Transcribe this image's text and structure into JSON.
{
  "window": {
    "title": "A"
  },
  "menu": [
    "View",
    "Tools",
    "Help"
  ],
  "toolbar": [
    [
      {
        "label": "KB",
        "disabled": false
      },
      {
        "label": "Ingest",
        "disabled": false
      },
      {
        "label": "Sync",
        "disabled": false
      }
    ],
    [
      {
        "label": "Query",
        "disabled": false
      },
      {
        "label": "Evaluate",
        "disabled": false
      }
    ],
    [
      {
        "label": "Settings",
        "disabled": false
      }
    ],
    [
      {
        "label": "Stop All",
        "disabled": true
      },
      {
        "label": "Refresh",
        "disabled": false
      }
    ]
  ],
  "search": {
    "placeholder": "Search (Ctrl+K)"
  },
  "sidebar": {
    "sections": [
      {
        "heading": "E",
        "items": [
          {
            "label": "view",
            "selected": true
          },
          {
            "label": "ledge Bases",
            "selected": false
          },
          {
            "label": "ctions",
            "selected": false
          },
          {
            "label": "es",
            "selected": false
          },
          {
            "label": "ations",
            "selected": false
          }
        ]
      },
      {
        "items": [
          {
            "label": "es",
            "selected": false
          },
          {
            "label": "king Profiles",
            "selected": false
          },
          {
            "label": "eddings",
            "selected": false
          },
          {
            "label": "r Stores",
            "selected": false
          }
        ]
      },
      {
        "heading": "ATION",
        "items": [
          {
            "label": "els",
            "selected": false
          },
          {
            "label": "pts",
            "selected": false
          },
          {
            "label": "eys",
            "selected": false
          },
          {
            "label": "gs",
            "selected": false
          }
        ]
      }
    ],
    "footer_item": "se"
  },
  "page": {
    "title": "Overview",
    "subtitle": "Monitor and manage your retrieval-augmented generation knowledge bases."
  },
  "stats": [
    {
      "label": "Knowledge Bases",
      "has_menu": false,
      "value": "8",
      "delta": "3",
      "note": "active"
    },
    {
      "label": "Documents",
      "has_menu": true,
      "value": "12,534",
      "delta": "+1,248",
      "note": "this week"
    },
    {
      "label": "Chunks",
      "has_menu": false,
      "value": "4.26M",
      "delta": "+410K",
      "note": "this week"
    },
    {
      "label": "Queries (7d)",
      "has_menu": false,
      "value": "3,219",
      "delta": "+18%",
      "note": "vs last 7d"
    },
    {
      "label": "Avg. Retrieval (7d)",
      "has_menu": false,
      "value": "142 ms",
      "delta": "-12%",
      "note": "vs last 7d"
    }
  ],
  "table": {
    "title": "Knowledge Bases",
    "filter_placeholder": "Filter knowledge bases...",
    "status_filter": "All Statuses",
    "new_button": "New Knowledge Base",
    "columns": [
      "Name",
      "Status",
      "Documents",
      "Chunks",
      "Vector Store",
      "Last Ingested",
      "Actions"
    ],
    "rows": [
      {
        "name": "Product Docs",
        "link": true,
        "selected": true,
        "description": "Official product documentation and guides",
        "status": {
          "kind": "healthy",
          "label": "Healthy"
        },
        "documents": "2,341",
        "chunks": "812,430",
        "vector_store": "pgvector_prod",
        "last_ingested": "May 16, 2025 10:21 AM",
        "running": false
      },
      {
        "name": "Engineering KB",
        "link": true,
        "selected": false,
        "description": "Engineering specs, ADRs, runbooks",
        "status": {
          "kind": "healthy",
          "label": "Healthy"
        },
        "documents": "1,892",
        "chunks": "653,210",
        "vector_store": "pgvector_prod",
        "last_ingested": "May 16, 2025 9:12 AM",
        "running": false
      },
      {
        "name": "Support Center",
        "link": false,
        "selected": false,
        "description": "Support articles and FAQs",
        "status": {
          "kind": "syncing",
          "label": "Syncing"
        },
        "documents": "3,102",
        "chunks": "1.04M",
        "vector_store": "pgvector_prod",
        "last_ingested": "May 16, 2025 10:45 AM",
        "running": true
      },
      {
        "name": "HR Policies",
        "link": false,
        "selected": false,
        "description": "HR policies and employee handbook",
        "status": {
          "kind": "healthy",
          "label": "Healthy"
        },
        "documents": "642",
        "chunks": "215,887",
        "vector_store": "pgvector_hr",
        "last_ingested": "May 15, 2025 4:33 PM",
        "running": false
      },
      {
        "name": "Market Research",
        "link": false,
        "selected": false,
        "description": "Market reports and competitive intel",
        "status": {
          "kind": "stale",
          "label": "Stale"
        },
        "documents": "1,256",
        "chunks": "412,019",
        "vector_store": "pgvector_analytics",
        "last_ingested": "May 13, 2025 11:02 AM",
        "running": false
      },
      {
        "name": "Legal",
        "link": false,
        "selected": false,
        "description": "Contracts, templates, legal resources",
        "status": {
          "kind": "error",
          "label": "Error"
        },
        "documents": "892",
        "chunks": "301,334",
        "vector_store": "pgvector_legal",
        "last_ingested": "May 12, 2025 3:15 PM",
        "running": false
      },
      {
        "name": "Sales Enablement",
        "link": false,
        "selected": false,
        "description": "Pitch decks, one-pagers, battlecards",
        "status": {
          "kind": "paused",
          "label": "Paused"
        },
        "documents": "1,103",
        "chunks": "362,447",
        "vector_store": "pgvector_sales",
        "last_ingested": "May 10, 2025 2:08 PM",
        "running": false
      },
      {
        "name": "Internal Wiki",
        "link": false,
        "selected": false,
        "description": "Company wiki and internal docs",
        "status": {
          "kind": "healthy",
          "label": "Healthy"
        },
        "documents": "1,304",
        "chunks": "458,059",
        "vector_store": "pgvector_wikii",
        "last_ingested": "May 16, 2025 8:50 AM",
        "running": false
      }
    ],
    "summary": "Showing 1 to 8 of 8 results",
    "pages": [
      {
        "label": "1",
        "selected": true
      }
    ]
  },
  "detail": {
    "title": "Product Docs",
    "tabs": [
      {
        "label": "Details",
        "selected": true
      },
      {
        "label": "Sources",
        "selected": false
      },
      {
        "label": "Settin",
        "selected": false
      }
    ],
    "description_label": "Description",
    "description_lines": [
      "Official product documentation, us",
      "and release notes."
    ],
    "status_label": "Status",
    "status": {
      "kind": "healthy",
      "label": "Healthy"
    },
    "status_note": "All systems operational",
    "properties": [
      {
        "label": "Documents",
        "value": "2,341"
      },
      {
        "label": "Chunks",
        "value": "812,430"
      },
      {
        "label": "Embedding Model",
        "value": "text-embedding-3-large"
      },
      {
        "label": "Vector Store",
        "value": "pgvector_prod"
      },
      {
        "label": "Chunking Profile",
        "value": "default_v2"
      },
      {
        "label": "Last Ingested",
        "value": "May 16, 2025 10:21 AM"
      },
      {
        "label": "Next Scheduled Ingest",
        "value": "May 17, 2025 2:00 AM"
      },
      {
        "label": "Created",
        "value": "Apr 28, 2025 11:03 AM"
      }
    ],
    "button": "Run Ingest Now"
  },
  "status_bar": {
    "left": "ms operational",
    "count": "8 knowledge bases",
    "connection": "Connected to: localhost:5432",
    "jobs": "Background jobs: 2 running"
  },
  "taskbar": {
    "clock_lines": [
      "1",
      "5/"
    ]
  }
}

> WHAT YOU NEED TO DO
From the entries above, copy out every line where the string "Market" appears.

> WRITTEN SOLUTION
        "name": "Market Research",
        "description": "Market reports and competitive intel",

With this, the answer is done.